-------- TEXT EXTRACT
In 2020 we used a common design and focused on finding suitable oviposition materials. We constructed triangular traps out of 30 x 60 cm panels of black corrugated plastic (Uline, Pleasant Prairie, WI). One side was attached to the tree with staples or zip ties and the two outward facing surfaces were affixed with either ½” cork (Natural cork; Manton Cork, Hauppauge, NY), roofing material (Quick Start shingle roll; GAF, Parsippany, NJ) or gaffing tape (Lockport, Inc., Great Neck, NY). Materials were placed on the panels as either a single layer or using three over-hanging horizontal strips (Figures 6A-C). Each of these trap types was paired with an identical trap that was covered on the top with a 30 x 30 cm piece of the corrugated plastic. Traps were placed at a height of 3 m, 1.4 m and at the base of the tree. There were 156 traps placed at three study sites with eight or nine traps in each group.

FIGURE 6

Figure 6 Triangle traps, (A) covered and uncovered with roofing, (B) covered and uncovered with gaffing tape, (C) covered and uncovered with cork. Each trap had one side with slightly overlapping strips of material and another side with a single smooth surface.

Trapping designs for 2021 used the same triangular traps but the oviposition substrate consisted of a single layer of roofing or cork material applied to the inside surface of the panels. Traps were tested at 1.4 m and at the base of TOH and had covered and uncovered pairings as in the previous year. There was a second trap type tested that used a 30 x 60 cm panel of corrugated plastic overlaid with a second panel that had six large hexagons cut into it, backed with cork and roofing material (Figure 7). We deployed 144 traps at three study sites. There were 3 traps tested of each type (2 materials covered or not, hexagon) at two heights for each site.

FIGURE 7

Figure 7 Hexagonal trap with roofing material and cork as egg laying substrates attached to A. altissima.
----------------
-------- DATA SUPPLIED
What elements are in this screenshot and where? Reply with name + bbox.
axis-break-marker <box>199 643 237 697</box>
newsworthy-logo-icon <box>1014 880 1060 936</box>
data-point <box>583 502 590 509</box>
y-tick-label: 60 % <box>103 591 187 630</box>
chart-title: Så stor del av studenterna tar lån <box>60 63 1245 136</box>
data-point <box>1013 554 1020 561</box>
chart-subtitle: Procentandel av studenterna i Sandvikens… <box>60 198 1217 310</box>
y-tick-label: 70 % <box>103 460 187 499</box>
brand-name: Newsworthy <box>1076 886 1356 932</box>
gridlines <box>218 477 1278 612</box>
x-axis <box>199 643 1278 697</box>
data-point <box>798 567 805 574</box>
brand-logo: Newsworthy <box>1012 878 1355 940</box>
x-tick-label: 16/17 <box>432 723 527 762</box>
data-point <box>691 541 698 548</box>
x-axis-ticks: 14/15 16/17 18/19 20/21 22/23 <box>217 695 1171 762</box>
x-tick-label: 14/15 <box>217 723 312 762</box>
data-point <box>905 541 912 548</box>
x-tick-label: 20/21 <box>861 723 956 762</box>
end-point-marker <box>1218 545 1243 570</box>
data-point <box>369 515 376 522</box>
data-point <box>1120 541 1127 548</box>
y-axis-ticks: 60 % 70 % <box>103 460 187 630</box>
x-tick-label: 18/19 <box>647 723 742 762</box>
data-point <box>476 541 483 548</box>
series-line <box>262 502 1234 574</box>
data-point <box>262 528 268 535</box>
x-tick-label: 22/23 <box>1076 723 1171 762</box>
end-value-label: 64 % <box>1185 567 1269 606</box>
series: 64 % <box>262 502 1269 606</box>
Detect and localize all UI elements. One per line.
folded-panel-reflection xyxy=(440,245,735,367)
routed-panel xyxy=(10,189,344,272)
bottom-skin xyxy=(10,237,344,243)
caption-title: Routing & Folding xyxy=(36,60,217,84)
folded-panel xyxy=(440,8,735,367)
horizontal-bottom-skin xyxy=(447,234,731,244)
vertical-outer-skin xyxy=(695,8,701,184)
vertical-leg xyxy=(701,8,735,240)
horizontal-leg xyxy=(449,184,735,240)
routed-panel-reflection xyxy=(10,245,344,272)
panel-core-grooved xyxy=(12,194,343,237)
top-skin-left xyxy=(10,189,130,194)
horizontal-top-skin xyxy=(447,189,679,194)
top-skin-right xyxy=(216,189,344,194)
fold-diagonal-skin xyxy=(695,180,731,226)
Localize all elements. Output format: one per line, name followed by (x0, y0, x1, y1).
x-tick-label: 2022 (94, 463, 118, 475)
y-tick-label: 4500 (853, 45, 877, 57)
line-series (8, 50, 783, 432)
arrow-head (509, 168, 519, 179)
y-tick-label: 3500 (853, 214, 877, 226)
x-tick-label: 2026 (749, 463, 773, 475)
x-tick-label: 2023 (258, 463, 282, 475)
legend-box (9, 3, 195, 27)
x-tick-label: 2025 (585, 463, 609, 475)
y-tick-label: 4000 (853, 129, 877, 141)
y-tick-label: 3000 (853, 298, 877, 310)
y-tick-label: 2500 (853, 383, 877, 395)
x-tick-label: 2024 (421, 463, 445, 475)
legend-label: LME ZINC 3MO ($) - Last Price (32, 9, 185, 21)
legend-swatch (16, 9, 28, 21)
----------------
• TASK REQUIREMENTS: Please reproduce the full text on trap designs above, word for word.

• TASK RESPONSE:
In 2020 we used a common design and focused on finding suitable oviposition materials. We constructed triangular traps out of 30 x 60 cm panels of black corrugated plastic (Uline, Pleasant Prairie, WI). One side was attached to the tree with staples or zip ties and the two outward facing surfaces were affixed with either ½” cork (Natural cork; Manton Cork, Hauppauge, NY), roofing material (Quick Start shingle roll; GAF, Parsippany, NJ) or gaffing tape (Lockport, Inc., Great Neck, NY). Materials were placed on the panels as either a single layer or using three over-hanging horizontal strips (Figures 6A-C). Each of these trap types was paired with an identical trap that was covered on the top with a 30 x 30 cm piece of the corrugated plastic. Traps were placed at a height of 3 m, 1.4 m and at the base of the tree. There were 156 traps placed at three study sites with eight or nine traps in each group.

FIGURE 6

Figure 6 Triangle traps, (A) covered and uncovered with roofing, (B) covered and uncovered with gaffing tape, (C) covered and uncovered with cork. Each trap had one side with slightly overlapping strips of material and another side with a single smooth surface.

Trapping designs for 2021 used the same triangular traps but the oviposition substrate consisted of a single layer of roofing or cork material applied to the inside surface of the panels. Traps were tested at 1.4 m and at the base of TOH and had covered and uncovered pairings as in the previous year. There was a second trap type tested that used a 30 x 60 cm panel of corrugated plastic overlaid with a second panel that had six large hexagons cut into it, backed with cork and roofing material (Figure 7). We deployed 144 traps at three study sites. There were 3 traps tested of each type (2 materials covered or not, hexagon) at two heights for each site.

FIGURE 7

Figure 7 Hexagonal trap with roofing material and cork as egg laying substrates attached to A. altissima.